------ Rows ------
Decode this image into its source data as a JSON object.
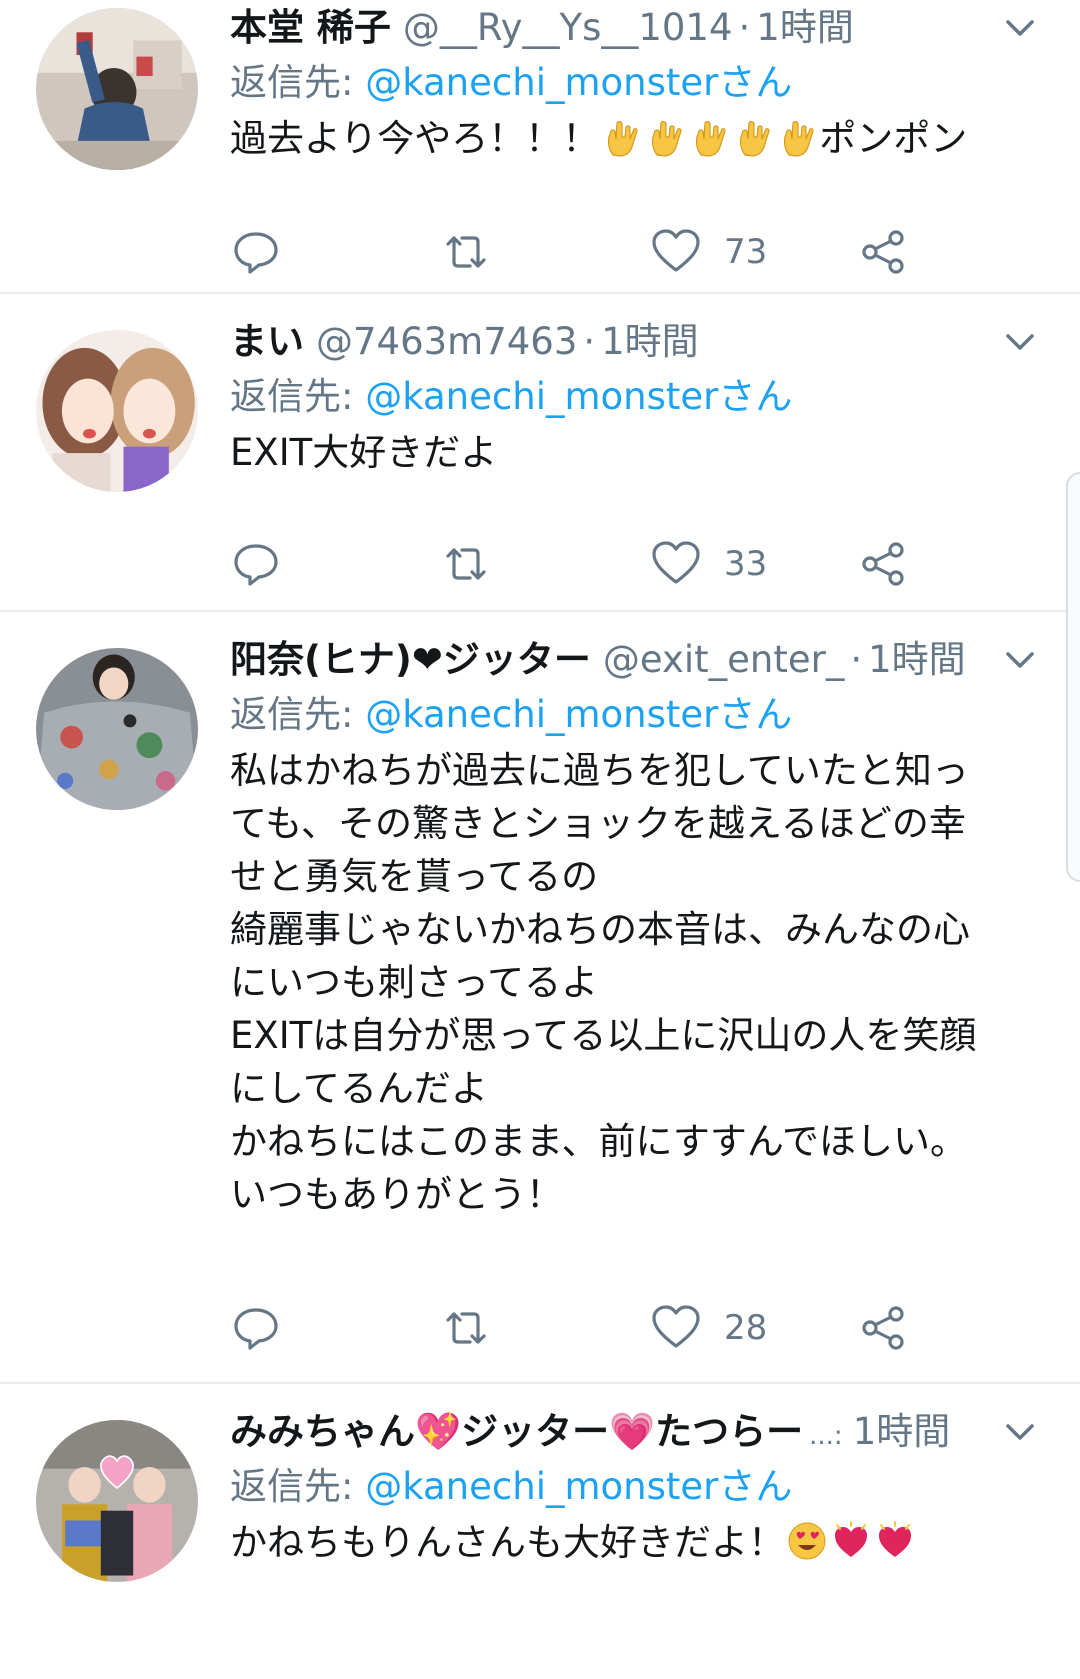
{
  "colors": {
    "link": "#1da1f2",
    "secondary": "#657786",
    "text": "#14171a",
    "divider": "#e6ecf0"
  },
  "tweets": [
    {
      "display_name": "本堂 稀子",
      "handle": "@__Ry__Ys__1014",
      "separator": "·",
      "time": "1時間",
      "reply_prefix": "返信先:",
      "reply_target": "@kanechi_monsterさん",
      "text": "過去より今やろ！！！",
      "text_suffix": "ポンポン",
      "emoji": [
        "love-you-gesture",
        "love-you-gesture",
        "love-you-gesture",
        "love-you-gesture",
        "love-you-gesture"
      ],
      "likes": "73"
    },
    {
      "display_name": "まい",
      "handle": "@7463m7463",
      "separator": "·",
      "time": "1時間",
      "reply_prefix": "返信先:",
      "reply_target": "@kanechi_monsterさん",
      "text": "EXIT大好きだよ",
      "likes": "33"
    },
    {
      "display_name": "阳奈(ヒナ)❤ジッター",
      "handle": "@exit_enter_",
      "separator": "·",
      "time": "1時間",
      "reply_prefix": "返信先:",
      "reply_target": "@kanechi_monsterさん",
      "text": "私はかねちが過去に過ちを犯していたと知っても、その驚きとショックを越えるほどの幸せと勇気を貰ってるの\n綺麗事じゃないかねちの本音は、みんなの心にいつも刺さってるよ\nEXITは自分が思ってる以上に沢山の人を笑顔にしてるんだよ\nかねちにはこのまま、前にすすんでほしい。\nいつもありがとう！",
      "likes": "28"
    },
    {
      "display_name": "みみちゃん💖ジッター💗たつらー",
      "ellipsis": "...:",
      "time": "1時間",
      "reply_prefix": "返信先:",
      "reply_target": "@kanechi_monsterさん",
      "text": "かねちもりんさんも大好きだよ！",
      "emoji": [
        "heart-eyes-face",
        "heart-with-lines",
        "heart-with-lines"
      ]
    }
  ],
  "icons": {
    "reply": "reply-icon",
    "retweet": "retweet-icon",
    "like": "heart-icon",
    "share": "share-icon",
    "menu": "chevron-down-icon"
  }
}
------
● Request: Reproduce the whole listing above word for word, but not its pictures.

● Solution to this problem:
Decode this image into its source data as a JSON object.
{
  "colors": {
    "link": "#1da1f2",
    "secondary": "#657786",
    "text": "#14171a",
    "divider": "#e6ecf0"
  },
  "tweets": [
    {
      "display_name": "本堂 稀子",
      "handle": "@__Ry__Ys__1014",
      "separator": "·",
      "time": "1時間",
      "reply_prefix": "返信先:",
      "reply_target": "@kanechi_monsterさん",
      "text": "過去より今やろ！！！",
      "text_suffix": "ポンポン",
      "emoji": [
        "love-you-gesture",
        "love-you-gesture",
        "love-you-gesture",
        "love-you-gesture",
        "love-you-gesture"
      ],
      "likes": "73"
    },
    {
      "display_name": "まい",
      "handle": "@7463m7463",
      "separator": "·",
      "time": "1時間",
      "reply_prefix": "返信先:",
      "reply_target": "@kanechi_monsterさん",
      "text": "EXIT大好きだよ",
      "likes": "33"
    },
    {
      "display_name": "阳奈(ヒナ)❤ジッター",
      "handle": "@exit_enter_",
      "separator": "·",
      "time": "1時間",
      "reply_prefix": "返信先:",
      "reply_target": "@kanechi_monsterさん",
      "text": "私はかねちが過去に過ちを犯していたと知っても、その驚きとショックを越えるほどの幸せと勇気を貰ってるの\n綺麗事じゃないかねちの本音は、みんなの心にいつも刺さってるよ\nEXITは自分が思ってる以上に沢山の人を笑顔にしてるんだよ\nかねちにはこのまま、前にすすんでほしい。\nいつもありがとう！",
      "likes": "28"
    },
    {
      "display_name": "みみちゃん💖ジッター💗たつらー",
      "ellipsis": "...:",
      "time": "1時間",
      "reply_prefix": "返信先:",
      "reply_target": "@kanechi_monsterさん",
      "text": "かねちもりんさんも大好きだよ！",
      "emoji": [
        "heart-eyes-face",
        "heart-with-lines",
        "heart-with-lines"
      ]
    }
  ],
  "icons": {
    "reply": "reply-icon",
    "retweet": "retweet-icon",
    "like": "heart-icon",
    "share": "share-icon",
    "menu": "chevron-down-icon"
  }
}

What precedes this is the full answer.